PROVIDED MATERIAL:
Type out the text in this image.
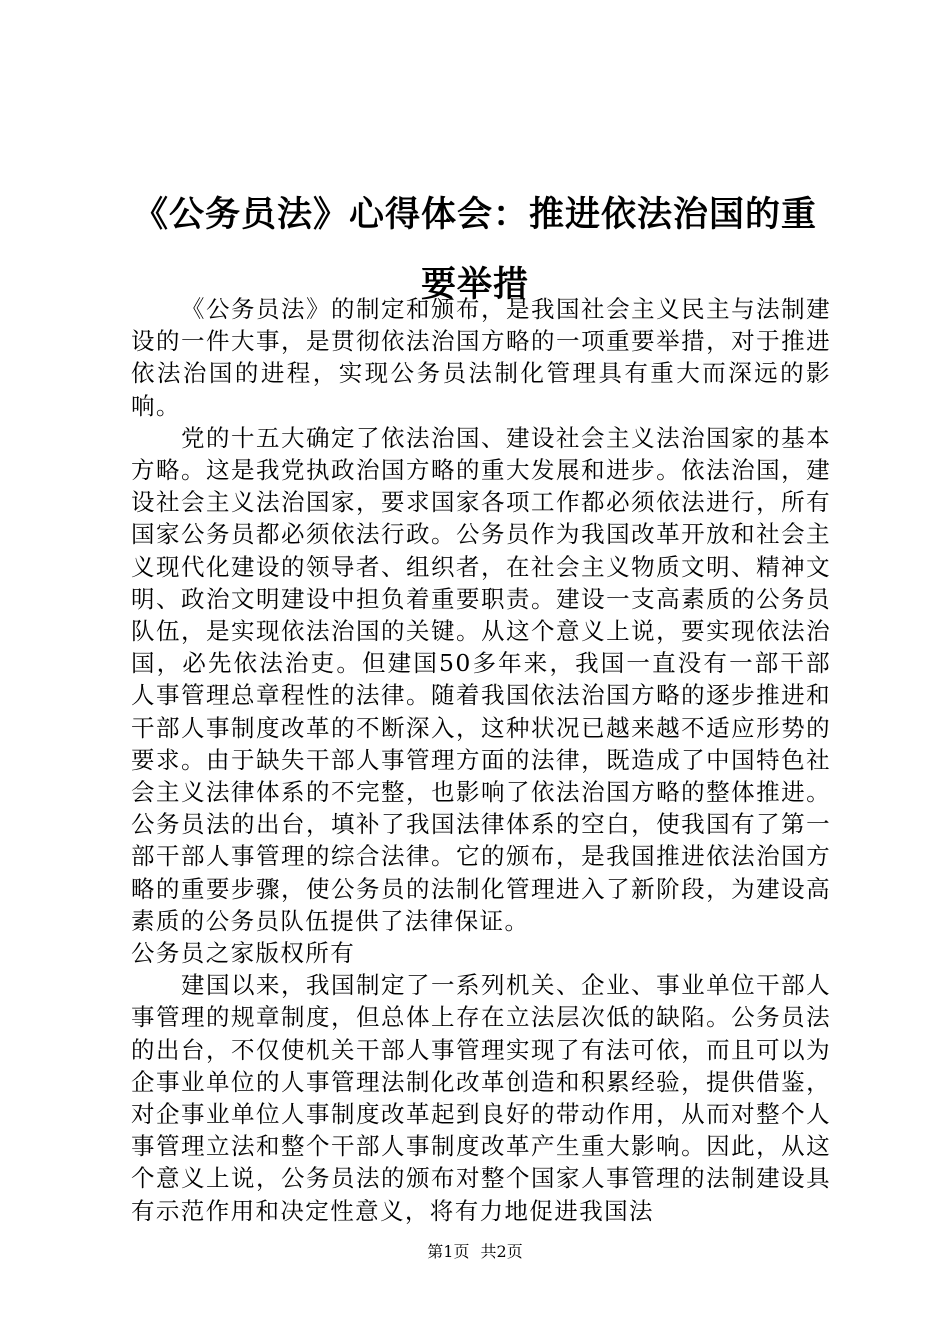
《公务员法》心得体会：推进依法治国的重要举措

《公务员法》的制定和颁布，是我国社会主义民主与法制建设的一件大事，是贯彻依法治国方略的一项重要举措，对于推进依法治国的进程，实现公务员法制化管理具有重大而深远的影响。

党的十五大确定了依法治国、建设社会主义法治国家的基本方略。这是我党执政治国方略的重大发展和进步。依法治国，建设社会主义法治国家，要求国家各项工作都必须依法进行，所有国家公务员都必须依法行政。公务员作为我国改革开放和社会主义现代化建设的领导者、组织者，在社会主义物质文明、精神文明、政治文明建设中担负着重要职责。建设一支高素质的公务员队伍，是实现依法治国的关键。从这个意义上说，要实现依法治国，必先依法治吏。但建国50多年来，我国一直没有一部干部人事管理总章程性的法律。随着我国依法治国方略的逐步推进和干部人事制度改革的不断深入，这种状况已越来越不适应形势的要求。由于缺失干部人事管理方面的法律，既造成了中国特色社会主义法律体系的不完整，也影响了依法治国方略的整体推进。公务员法的出台，填补了我国法律体系的空白，使我国有了第一部干部人事管理的综合法律。它的颁布，是我国推进依法治国方略的重要步骤，使公务员的法制化管理进入了新阶段，为建设高素质的公务员队伍提供了法律保证。

公务员之家版权所有

建国以来，我国制定了一系列机关、企业、事业单位干部人事管理的规章制度，但总体上存在立法层次低的缺陷。公务员法的出台，不仅使机关干部人事管理实现了有法可依，而且可以为企事业单位的人事管理法制化改革创造和积累经验，提供借鉴，对企事业单位人事制度改革起到良好的带动作用，从而对整个人事管理立法和整个干部人事制度改革产生重大影响。因此，从这个意义上说，公务员法的颁布对整个国家人事管理的法制建设具有示范作用和决定性意义，将有力地促进我国法

第1页 共2页
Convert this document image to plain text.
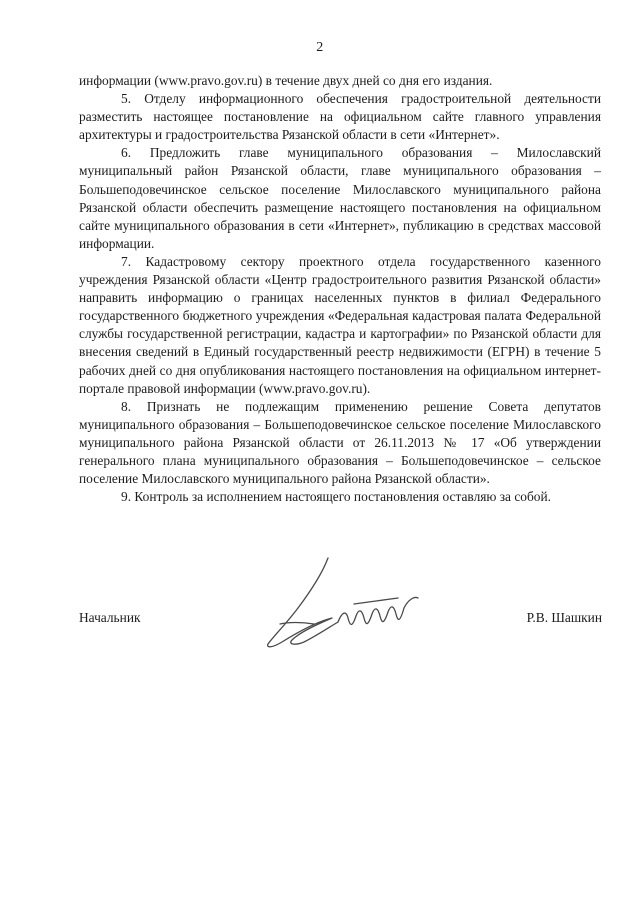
2

информации (www.pravo.gov.ru) в течение двух дней со дня его издания.

5. Отделу информационного обеспечения градостроительной деятельности разместить настоящее постановление на официальном сайте главного управления архитектуры и градостроительства Рязанской области в сети «Интернет».

6. Предложить главе муниципального образования – Милославский муниципальный район Рязанской области, главе муниципального образования – Большеподовечинское сельское поселение Милославского муниципального района Рязанской области обеспечить размещение настоящего постановления на официальном сайте муниципального образования в сети «Интернет», публикацию в средствах массовой информации.

7. Кадастровому сектору проектного отдела государственного казенного учреждения Рязанской области «Центр градостроительного развития Рязанской области» направить информацию о границах населенных пунктов в филиал Федерального государственного бюджетного учреждения «Федеральная кадастровая палата Федеральной службы государственной регистрации, кадастра и картографии» по Рязанской области для внесения сведений в Единый государственный реестр недвижимости (ЕГРН) в течение 5 рабочих дней со дня опубликования настоящего постановления на официальном интернет-портале правовой информации (www.pravo.gov.ru).

8. Признать не подлежащим применению решение Совета депутатов муниципального образования – Большеподовечинское сельское поселение Милославского муниципального района Рязанской области от 26.11.2013 № 17 «Об утверждении генерального плана муниципального образования – Большеподовечинское – сельское поселение Милославского муниципального района Рязанской области».

9. Контроль за исполнением настоящего постановления оставляю за собой.

Начальник	Р.В. Шашкин
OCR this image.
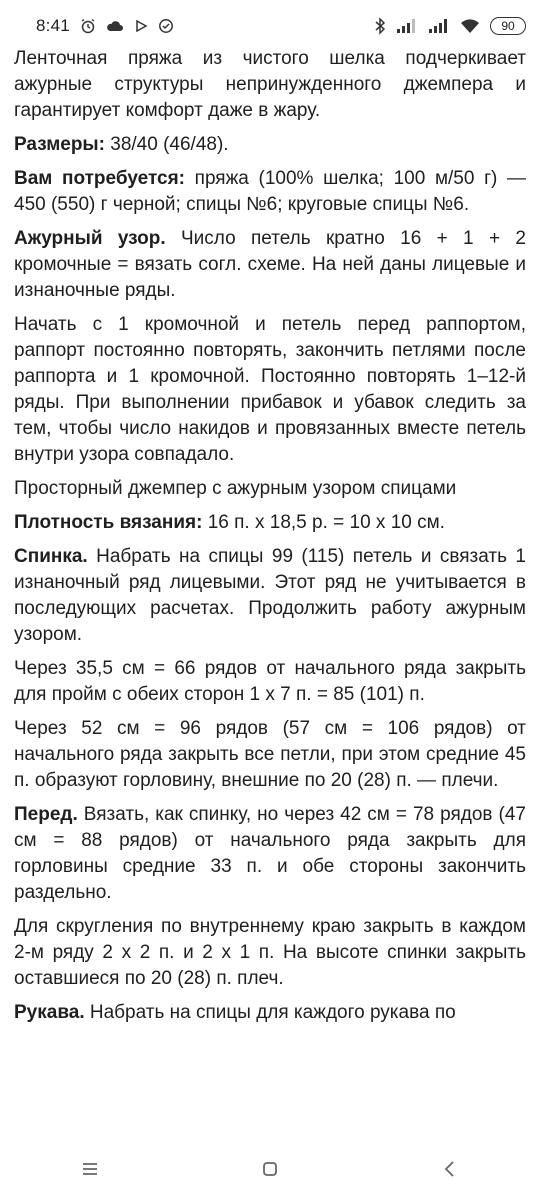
8:41	90

Ленточная пряжа из чистого шелка подчеркивает ажурные структуры непринужденного джемпера и гарантирует комфорт даже в жару.

Размеры: 38/40 (46/48).

Вам потребуется: пряжа (100% шелка; 100 м/50 г) — 450 (550) г черной; спицы №6; круговые спицы №6.

Ажурный узор. Число петель кратно 16 + 1 + 2 кромочные = вязать согл. схеме. На ней даны лицевые и изнаночные ряды.

Начать с 1 кромочной и петель перед раппортом, раппорт постоянно повторять, закончить петлями после раппорта и 1 кромочной. Постоянно повторять 1–12-й ряды. При выполнении прибавок и убавок следить за тем, чтобы число накидов и провязанных вместе петель внутри узора совпадало.

Просторный джемпер с ажурным узором спицами

Плотность вязания: 16 п. х 18,5 р. = 10 х 10 см.

Спинка. Набрать на спицы 99 (115) петель и связать 1 изнаночный ряд лицевыми. Этот ряд не учитывается в последующих расчетах. Продолжить работу ажурным узором.

Через 35,5 см = 66 рядов от начального ряда закрыть для пройм с обеих сторон 1 х 7 п. = 85 (101) п.

Через 52 см = 96 рядов (57 см = 106 рядов) от начального ряда закрыть все петли, при этом средние 45 п. образуют горловину, внешние по 20 (28) п. — плечи.

Перед. Вязать, как спинку, но через 42 см = 78 рядов (47 см = 88 рядов) от начального ряда закрыть для горловины средние 33 п. и обе стороны закончить раздельно.

Для скругления по внутреннему краю закрыть в каждом 2-м ряду 2 х 2 п. и 2 х 1 п. На высоте спинки закрыть оставшиеся по 20 (28) п. плеч.

Рукава. Набрать на спицы для каждого рукава по
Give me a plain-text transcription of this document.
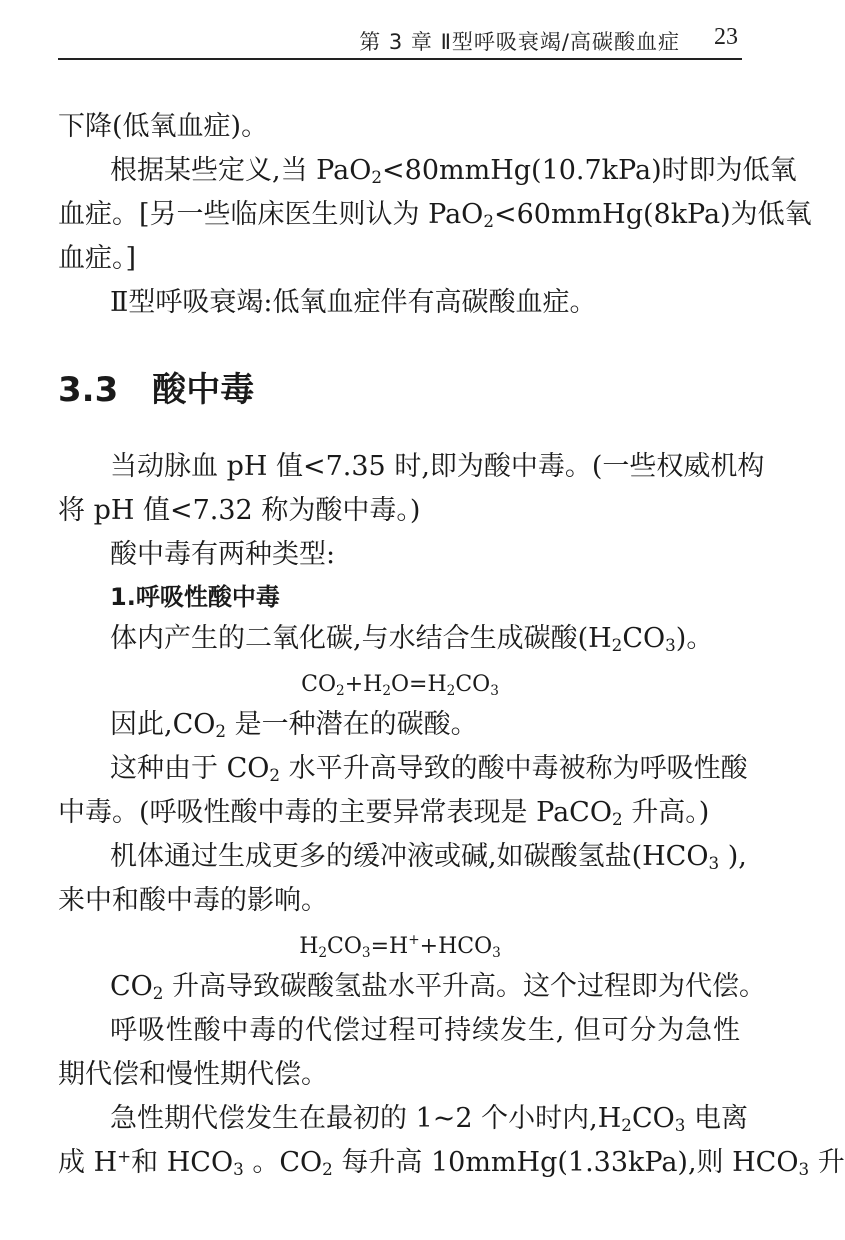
第 3 章 Ⅱ型呼吸衰竭/高碳酸血症 23
下降(低氧血症)。
根据某些定义,当 PaO$_2$<80mmHg(10.7kPa)时即为低氧
血症。[另一些临床医生则认为 PaO$_2$<60mmHg(8kPa)为低氧
血症。]
Ⅱ型呼吸衰竭:低氧血症伴有高碳酸血症。
3.3 酸中毒
当动脉血 pH 值<7.35 时,即为酸中毒。(一些权威机构
将 pH 值<7.32 称为酸中毒。)
酸中毒有两种类型:
1.呼吸性酸中毒
体内产生的二氧化碳,与水结合生成碳酸$(H_2CO_3)$。
$CO_2+H_2O=H_2CO_3$
因此$,CO_2$ 是一种潜在的碳酸。
这种由于 $CO_2$ 水平升高导致的酸中毒被称为呼吸性酸
中毒。(呼吸性酸中毒的主要异常表现是 PaCO$_2$ 升高。)
机体通过生成更多的缓冲液或碱,如碳酸氢盐($HCO_3$ ),
来中和酸中毒的影响。
$H_2CO_3=H^++HCO_3$
$CO_2$ 升高导致碳酸氢盐水平升高。这个过程即为代偿。
呼吸性酸中毒的代偿过程可持续发生, 但可分为急性
期代偿和慢性期代偿。
急性期代偿发生在最初的 1~2 个小时内$,H_2CO_3$ 电离
成 H+和 $HCO_3$ 。$CO_2$ 每升高 10mmHg(1.33kPa),则 $HCO_3$ 升
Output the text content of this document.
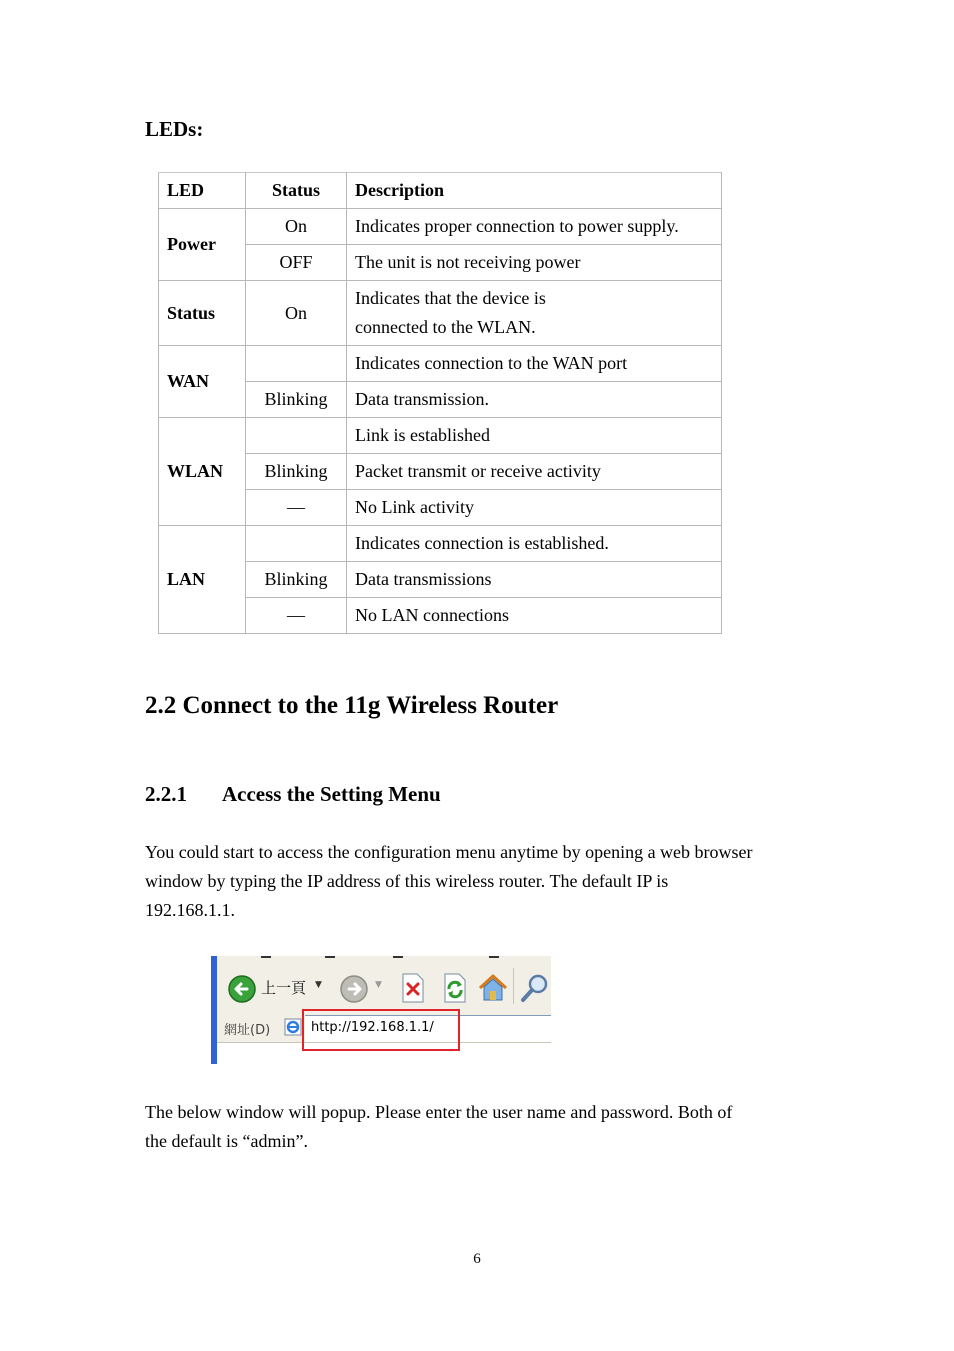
LEDs:
LED	Status	Description
Power	On	Indicates proper connection to power supply.
	OFF	The unit is not receiving power
Status	On	Indicates that the device is
connected to the WLAN.
WAN		Indicates connection to the WAN port
	Blinking	Data transmission.
WLAN		Link is established
	Blinking	Packet transmit or receive activity
	—	No Link activity
LAN		Indicates connection is established.
	Blinking	Data transmissions
	—	No LAN connections
2.2 Connect to the 11g Wireless Router
2.2.1 Access the Setting Menu
You could start to access the configuration menu anytime by opening a web browser
window by typing the IP address of this wireless router. The default IP is
192.168.1.1.
上一頁 ▼	▼
網址(D)	http://192.168.1.1/
The below window will popup. Please enter the user name and password. Both of
the default is “admin”.
6
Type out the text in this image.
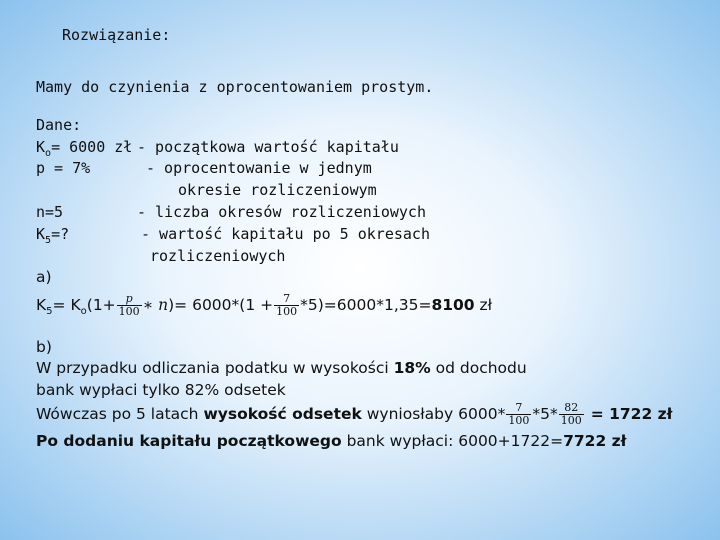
Rozwiązanie:
Mamy do czynienia z oprocentowaniem prostym.
Dane:
$K_o= 6000$ zł - początkowa wartość kapitału
p = 7%	- oprocentowanie w jednym
okresie rozliczeniowym
n=5	- liczba okresów rozliczeniowych
$K_5=$?	- wartość kapitału po 5 okresach
rozliczeniowych
a)
$K_5= K_o(1+ \frac{p}{100}$ ∗ $n)= 6000*(1 + \frac{7}{100} *5)=6000*1,35=8100$ zł
b)
W przypadku odliczania podatku w wysokości 18% od dochodu
bank wypłaci tylko 82% odsetek
Wówczas po 5 latach wysokość odsetek wyniosłaby $6000* \frac{7}{100} *5* \frac{82}{100} = 1722$ zł
Po dodaniu kapitału początkowego bank wypłaci: 6000+1722=7722 zł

EXERCISE TASK: Show all lines above holding "odsetek".

OUTPUT FOR THIS TASK:
bank wypłaci tylko 82% odsetek
Wówczas po 5 latach wysokość odsetek wyniosłaby $6000* \frac{7}{100} *5* \frac{82}{100} = 1722$ zł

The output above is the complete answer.